→ Do this
Take the entries below and print all of them exactly, please.

→ Dataset records
·····
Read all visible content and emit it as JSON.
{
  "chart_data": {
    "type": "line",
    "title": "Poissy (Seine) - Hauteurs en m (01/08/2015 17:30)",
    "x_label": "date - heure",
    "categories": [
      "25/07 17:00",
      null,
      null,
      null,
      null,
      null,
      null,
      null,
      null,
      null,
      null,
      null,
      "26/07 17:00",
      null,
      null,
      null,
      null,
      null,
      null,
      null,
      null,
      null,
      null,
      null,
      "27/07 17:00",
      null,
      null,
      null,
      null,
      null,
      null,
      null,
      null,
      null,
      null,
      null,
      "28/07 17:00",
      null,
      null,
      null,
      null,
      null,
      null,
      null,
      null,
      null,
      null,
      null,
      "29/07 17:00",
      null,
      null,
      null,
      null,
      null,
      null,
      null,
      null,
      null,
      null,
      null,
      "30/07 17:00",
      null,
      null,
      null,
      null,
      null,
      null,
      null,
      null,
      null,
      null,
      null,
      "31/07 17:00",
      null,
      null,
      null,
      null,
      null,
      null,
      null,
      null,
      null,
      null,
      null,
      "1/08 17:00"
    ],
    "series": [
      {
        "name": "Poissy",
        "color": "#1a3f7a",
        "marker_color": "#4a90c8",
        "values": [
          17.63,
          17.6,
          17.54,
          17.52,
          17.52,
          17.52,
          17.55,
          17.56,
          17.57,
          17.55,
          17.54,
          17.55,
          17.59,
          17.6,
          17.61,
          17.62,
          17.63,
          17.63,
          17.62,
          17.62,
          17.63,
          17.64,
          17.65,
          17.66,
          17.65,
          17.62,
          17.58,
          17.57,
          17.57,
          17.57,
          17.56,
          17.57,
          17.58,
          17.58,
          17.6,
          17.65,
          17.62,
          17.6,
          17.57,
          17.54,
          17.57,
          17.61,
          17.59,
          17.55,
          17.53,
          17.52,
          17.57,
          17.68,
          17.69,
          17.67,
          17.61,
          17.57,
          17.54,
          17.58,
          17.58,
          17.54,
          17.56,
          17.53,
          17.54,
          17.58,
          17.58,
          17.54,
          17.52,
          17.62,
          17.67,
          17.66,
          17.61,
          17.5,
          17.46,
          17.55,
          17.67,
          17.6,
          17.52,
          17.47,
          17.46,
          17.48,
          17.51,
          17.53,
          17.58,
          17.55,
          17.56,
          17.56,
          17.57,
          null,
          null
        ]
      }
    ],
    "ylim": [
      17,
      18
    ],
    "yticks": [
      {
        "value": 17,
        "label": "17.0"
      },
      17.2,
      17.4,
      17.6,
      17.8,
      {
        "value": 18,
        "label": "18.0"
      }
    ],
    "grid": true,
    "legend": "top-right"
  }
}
·····
→ Solution for this exercise
Read all visible content and emit it as JSON.
{
  "chart_data": {
    "type": "line",
    "title": "Poissy (Seine) - Hauteurs en m (01/08/2015 17:30)",
    "x_label": "date - heure",
    "categories": [
      "25/07 17:00",
      null,
      null,
      null,
      null,
      null,
      null,
      null,
      null,
      null,
      null,
      null,
      "26/07 17:00",
      null,
      null,
      null,
      null,
      null,
      null,
      null,
      null,
      null,
      null,
      null,
      "27/07 17:00",
      null,
      null,
      null,
      null,
      null,
      null,
      null,
      null,
      null,
      null,
      null,
      "28/07 17:00",
      null,
      null,
      null,
      null,
      null,
      null,
      null,
      null,
      null,
      null,
      null,
      "29/07 17:00",
      null,
      null,
      null,
      null,
      null,
      null,
      null,
      null,
      null,
      null,
      null,
      "30/07 17:00",
      null,
      null,
      null,
      null,
      null,
      null,
      null,
      null,
      null,
      null,
      null,
      "31/07 17:00",
      null,
      null,
      null,
      null,
      null,
      null,
      null,
      null,
      null,
      null,
      null,
      "1/08 17:00"
    ],
    "series": [
      {
        "name": "Poissy",
        "color": "#1a3f7a",
        "marker_color": "#4a90c8",
        "values": [
          17.63,
          17.6,
          17.54,
          17.52,
          17.52,
          17.52,
          17.55,
          17.56,
          17.57,
          17.55,
          17.54,
          17.55,
          17.59,
          17.6,
          17.61,
          17.62,
          17.63,
          17.63,
          17.62,
          17.62,
          17.63,
          17.64,
          17.65,
          17.66,
          17.65,
          17.62,
          17.58,
          17.57,
          17.57,
          17.57,
          17.56,
          17.57,
          17.58,
          17.58,
          17.6,
          17.65,
          17.62,
          17.6,
          17.57,
          17.54,
          17.57,
          17.61,
          17.59,
          17.55,
          17.53,
          17.52,
          17.57,
          17.68,
          17.69,
          17.67,
          17.61,
          17.57,
          17.54,
          17.58,
          17.58,
          17.54,
          17.56,
          17.53,
          17.54,
          17.58,
          17.58,
          17.54,
          17.52,
          17.62,
          17.67,
          17.66,
          17.61,
          17.5,
          17.46,
          17.55,
          17.67,
          17.6,
          17.52,
          17.47,
          17.46,
          17.48,
          17.51,
          17.53,
          17.58,
          17.55,
          17.56,
          17.56,
          17.57,
          null,
          null
        ]
      }
    ],
    "ylim": [
      17,
      18
    ],
    "yticks": [
      {
        "value": 17,
        "label": "17.0"
      },
      17.2,
      17.4,
      17.6,
      17.8,
      {
        "value": 18,
        "label": "18.0"
      }
    ],
    "grid": true,
    "legend": "top-right"
  }
}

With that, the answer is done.